**What to do**
Output every record below exactly as it appears.
======== Entries provided
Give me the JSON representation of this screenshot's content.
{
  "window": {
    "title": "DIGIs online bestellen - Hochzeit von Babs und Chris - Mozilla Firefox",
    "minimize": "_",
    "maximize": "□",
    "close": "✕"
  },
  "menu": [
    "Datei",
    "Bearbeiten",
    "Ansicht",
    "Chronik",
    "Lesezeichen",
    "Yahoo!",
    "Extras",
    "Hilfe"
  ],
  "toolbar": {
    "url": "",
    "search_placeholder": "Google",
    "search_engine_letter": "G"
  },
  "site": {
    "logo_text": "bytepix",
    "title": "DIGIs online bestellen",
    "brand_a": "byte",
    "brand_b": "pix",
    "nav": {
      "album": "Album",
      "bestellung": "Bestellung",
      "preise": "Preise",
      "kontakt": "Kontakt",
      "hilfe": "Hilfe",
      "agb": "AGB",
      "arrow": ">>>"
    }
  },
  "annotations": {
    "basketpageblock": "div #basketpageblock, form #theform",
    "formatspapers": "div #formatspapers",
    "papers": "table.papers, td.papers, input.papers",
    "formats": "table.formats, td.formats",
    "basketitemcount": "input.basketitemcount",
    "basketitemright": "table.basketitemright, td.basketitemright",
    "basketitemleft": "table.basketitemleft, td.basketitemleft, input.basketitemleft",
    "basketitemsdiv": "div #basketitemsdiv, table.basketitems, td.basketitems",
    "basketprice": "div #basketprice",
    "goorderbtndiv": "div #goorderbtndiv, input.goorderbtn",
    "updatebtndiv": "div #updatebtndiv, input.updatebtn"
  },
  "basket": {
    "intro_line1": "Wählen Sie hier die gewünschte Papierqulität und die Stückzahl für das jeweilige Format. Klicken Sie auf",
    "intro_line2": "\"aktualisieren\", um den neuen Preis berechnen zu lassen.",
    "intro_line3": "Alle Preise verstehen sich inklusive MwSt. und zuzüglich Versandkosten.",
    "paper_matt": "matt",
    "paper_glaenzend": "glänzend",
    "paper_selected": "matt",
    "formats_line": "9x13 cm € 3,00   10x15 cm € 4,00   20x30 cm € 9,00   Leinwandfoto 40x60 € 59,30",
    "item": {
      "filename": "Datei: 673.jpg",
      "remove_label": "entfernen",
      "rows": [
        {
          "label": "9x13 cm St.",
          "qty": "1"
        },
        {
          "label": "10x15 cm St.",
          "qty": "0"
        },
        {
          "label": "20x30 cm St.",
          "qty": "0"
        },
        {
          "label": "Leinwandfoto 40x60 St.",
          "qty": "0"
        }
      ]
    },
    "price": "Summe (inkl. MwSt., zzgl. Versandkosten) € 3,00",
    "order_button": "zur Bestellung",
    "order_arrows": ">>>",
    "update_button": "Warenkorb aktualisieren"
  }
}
================
**Exercise output**
Give me the JSON representation of this screenshot's content.
{
  "window": {
    "title": "DIGIs online bestellen - Hochzeit von Babs und Chris - Mozilla Firefox",
    "minimize": "_",
    "maximize": "□",
    "close": "✕"
  },
  "menu": [
    "Datei",
    "Bearbeiten",
    "Ansicht",
    "Chronik",
    "Lesezeichen",
    "Yahoo!",
    "Extras",
    "Hilfe"
  ],
  "toolbar": {
    "url": "",
    "search_placeholder": "Google",
    "search_engine_letter": "G"
  },
  "site": {
    "logo_text": "bytepix",
    "title": "DIGIs online bestellen",
    "brand_a": "byte",
    "brand_b": "pix",
    "nav": {
      "album": "Album",
      "bestellung": "Bestellung",
      "preise": "Preise",
      "kontakt": "Kontakt",
      "hilfe": "Hilfe",
      "agb": "AGB",
      "arrow": ">>>"
    }
  },
  "annotations": {
    "basketpageblock": "div #basketpageblock, form #theform",
    "formatspapers": "div #formatspapers",
    "papers": "table.papers, td.papers, input.papers",
    "formats": "table.formats, td.formats",
    "basketitemcount": "input.basketitemcount",
    "basketitemright": "table.basketitemright, td.basketitemright",
    "basketitemleft": "table.basketitemleft, td.basketitemleft, input.basketitemleft",
    "basketitemsdiv": "div #basketitemsdiv, table.basketitems, td.basketitems",
    "basketprice": "div #basketprice",
    "goorderbtndiv": "div #goorderbtndiv, input.goorderbtn",
    "updatebtndiv": "div #updatebtndiv, input.updatebtn"
  },
  "basket": {
    "intro_line1": "Wählen Sie hier die gewünschte Papierqulität und die Stückzahl für das jeweilige Format. Klicken Sie auf",
    "intro_line2": "\"aktualisieren\", um den neuen Preis berechnen zu lassen.",
    "intro_line3": "Alle Preise verstehen sich inklusive MwSt. und zuzüglich Versandkosten.",
    "paper_matt": "matt",
    "paper_glaenzend": "glänzend",
    "paper_selected": "matt",
    "formats_line": "9x13 cm € 3,00   10x15 cm € 4,00   20x30 cm € 9,00   Leinwandfoto 40x60 € 59,30",
    "item": {
      "filename": "Datei: 673.jpg",
      "remove_label": "entfernen",
      "rows": [
        {
          "label": "9x13 cm St.",
          "qty": "1"
        },
        {
          "label": "10x15 cm St.",
          "qty": "0"
        },
        {
          "label": "20x30 cm St.",
          "qty": "0"
        },
        {
          "label": "Leinwandfoto 40x60 St.",
          "qty": "0"
        }
      ]
    },
    "price": "Summe (inkl. MwSt., zzgl. Versandkosten) € 3,00",
    "order_button": "zur Bestellung",
    "order_arrows": ">>>",
    "update_button": "Warenkorb aktualisieren"
  }
}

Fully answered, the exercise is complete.